Set task
Copy each line in the data that includes the word "Energy".

··· Input rows

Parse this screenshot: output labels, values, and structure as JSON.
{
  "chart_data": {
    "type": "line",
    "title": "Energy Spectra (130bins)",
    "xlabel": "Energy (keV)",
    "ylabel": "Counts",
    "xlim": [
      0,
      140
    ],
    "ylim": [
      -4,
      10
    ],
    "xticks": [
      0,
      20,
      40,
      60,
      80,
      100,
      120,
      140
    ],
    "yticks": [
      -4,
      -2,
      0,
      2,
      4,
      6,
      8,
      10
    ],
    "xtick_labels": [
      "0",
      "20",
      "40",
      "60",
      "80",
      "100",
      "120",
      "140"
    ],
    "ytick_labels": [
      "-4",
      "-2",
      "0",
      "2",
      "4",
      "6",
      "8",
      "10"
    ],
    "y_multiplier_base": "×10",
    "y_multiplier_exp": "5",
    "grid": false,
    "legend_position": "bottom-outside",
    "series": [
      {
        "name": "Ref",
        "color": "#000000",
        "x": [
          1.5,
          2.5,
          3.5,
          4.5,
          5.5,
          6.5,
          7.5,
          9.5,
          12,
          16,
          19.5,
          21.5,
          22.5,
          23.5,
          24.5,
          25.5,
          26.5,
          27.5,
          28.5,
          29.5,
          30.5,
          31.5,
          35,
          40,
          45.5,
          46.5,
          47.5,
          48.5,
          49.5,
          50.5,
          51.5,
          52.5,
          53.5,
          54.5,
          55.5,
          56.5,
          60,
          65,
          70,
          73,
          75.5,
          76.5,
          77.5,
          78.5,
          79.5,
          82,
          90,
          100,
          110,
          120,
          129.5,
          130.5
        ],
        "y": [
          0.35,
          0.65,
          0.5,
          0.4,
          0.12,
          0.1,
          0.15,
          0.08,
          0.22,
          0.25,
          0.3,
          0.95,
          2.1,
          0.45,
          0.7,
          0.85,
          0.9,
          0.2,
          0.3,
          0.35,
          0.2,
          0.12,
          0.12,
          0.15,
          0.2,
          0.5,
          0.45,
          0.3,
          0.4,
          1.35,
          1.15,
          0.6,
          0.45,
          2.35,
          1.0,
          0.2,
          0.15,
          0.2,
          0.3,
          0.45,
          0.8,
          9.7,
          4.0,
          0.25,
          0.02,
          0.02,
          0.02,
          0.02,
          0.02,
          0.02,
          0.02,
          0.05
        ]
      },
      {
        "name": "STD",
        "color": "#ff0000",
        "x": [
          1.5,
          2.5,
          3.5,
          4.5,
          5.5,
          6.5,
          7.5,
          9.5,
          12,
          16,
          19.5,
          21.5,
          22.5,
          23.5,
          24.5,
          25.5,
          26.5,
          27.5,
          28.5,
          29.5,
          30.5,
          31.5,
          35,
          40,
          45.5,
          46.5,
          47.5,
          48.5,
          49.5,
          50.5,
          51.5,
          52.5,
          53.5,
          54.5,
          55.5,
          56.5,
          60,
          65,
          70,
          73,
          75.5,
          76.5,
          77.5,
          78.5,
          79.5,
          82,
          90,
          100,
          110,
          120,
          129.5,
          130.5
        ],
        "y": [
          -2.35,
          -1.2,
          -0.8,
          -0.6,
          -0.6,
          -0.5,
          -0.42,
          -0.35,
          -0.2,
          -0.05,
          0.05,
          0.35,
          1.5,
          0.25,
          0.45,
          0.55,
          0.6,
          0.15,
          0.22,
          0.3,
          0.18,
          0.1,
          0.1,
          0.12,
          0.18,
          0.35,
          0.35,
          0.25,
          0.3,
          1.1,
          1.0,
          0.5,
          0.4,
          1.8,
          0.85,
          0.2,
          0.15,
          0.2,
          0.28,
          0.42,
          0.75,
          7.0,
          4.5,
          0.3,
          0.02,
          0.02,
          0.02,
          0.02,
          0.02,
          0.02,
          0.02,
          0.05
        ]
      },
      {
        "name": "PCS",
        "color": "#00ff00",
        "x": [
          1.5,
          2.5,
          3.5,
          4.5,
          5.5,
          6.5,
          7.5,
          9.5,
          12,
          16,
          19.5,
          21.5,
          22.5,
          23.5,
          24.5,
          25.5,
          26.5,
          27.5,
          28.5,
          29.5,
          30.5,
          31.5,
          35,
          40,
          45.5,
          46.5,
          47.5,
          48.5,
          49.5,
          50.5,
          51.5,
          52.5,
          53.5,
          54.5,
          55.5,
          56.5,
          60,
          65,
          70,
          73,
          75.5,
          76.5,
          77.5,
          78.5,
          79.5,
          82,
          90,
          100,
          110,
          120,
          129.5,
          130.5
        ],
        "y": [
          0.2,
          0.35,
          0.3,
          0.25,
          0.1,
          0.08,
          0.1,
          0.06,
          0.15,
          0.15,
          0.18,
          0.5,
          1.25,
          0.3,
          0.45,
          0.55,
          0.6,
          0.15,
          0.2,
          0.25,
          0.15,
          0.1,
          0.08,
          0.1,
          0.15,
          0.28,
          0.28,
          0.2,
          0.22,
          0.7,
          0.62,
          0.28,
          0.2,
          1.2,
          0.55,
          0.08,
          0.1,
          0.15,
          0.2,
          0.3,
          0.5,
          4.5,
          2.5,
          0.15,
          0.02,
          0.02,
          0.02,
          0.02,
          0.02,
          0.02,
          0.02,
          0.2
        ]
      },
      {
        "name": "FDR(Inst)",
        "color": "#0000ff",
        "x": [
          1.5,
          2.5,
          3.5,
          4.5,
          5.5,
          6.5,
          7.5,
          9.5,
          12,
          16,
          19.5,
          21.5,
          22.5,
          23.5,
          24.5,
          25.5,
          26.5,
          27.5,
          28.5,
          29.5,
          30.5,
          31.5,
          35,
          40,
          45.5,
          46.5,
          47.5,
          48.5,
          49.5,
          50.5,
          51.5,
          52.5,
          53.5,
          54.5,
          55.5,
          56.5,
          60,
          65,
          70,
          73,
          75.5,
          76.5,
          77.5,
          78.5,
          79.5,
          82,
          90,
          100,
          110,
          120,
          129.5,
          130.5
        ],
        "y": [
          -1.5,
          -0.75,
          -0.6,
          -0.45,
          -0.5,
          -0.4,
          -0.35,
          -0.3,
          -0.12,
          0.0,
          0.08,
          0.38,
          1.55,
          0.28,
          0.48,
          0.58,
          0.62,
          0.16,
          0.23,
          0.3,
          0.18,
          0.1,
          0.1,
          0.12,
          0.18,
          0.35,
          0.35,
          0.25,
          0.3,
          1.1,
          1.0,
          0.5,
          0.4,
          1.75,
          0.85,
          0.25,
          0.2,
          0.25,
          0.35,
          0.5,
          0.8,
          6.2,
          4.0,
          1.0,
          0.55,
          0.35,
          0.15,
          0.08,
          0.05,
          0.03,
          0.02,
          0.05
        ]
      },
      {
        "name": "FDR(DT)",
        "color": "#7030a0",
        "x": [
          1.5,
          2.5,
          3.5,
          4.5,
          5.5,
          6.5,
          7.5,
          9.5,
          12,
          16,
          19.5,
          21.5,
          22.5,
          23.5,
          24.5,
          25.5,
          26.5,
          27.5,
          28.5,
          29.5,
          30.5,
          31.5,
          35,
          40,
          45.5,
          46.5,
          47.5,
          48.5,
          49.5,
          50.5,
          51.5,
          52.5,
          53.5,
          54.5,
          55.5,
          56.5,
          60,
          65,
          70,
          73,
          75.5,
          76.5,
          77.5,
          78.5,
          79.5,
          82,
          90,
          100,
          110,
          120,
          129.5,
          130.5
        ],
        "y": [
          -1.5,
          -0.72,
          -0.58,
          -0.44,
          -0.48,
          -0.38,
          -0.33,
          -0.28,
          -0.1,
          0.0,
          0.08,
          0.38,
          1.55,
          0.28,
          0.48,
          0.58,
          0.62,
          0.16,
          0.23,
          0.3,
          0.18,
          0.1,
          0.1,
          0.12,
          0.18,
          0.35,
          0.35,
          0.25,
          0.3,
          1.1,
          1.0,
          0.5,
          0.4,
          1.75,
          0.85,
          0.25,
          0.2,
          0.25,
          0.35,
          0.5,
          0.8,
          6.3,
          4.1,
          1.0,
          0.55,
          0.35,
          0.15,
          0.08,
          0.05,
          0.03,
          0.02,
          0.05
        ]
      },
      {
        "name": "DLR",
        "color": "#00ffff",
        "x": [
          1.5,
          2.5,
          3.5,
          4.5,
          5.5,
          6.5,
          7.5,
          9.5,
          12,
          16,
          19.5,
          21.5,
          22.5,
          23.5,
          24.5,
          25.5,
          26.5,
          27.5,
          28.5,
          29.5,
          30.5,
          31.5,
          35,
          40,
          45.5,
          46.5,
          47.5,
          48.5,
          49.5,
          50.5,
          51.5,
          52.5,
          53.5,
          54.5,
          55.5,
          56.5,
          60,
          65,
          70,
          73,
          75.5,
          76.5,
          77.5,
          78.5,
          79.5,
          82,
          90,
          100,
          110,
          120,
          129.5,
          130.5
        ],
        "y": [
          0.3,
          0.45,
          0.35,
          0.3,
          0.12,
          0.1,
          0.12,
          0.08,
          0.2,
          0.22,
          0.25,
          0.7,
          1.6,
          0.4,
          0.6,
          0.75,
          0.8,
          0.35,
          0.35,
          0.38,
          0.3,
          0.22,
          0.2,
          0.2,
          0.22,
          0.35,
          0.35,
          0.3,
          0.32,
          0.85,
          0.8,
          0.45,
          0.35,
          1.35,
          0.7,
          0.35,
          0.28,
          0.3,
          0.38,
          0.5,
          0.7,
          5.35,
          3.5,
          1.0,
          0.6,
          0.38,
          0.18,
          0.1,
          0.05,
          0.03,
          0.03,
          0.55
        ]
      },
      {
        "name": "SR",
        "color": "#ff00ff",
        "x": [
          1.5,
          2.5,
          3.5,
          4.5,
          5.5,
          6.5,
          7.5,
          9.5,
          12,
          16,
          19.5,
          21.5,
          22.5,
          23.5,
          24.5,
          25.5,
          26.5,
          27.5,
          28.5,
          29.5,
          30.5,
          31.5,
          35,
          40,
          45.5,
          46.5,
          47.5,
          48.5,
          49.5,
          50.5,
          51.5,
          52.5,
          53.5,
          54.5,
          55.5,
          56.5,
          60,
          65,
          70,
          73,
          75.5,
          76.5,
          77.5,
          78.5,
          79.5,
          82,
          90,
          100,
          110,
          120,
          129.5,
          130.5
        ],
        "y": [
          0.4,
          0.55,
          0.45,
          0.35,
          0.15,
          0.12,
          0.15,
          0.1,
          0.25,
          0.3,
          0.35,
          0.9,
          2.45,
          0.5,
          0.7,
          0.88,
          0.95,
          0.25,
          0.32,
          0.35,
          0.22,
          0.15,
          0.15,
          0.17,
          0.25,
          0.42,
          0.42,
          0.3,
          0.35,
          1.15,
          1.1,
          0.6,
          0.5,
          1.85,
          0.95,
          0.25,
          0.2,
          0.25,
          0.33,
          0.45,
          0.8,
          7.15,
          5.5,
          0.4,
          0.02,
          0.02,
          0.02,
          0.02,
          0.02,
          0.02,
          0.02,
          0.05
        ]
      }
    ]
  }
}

······

Answer below
    "title": "Energy Spectra (130bins)",
    "xlabel": "Energy (keV)",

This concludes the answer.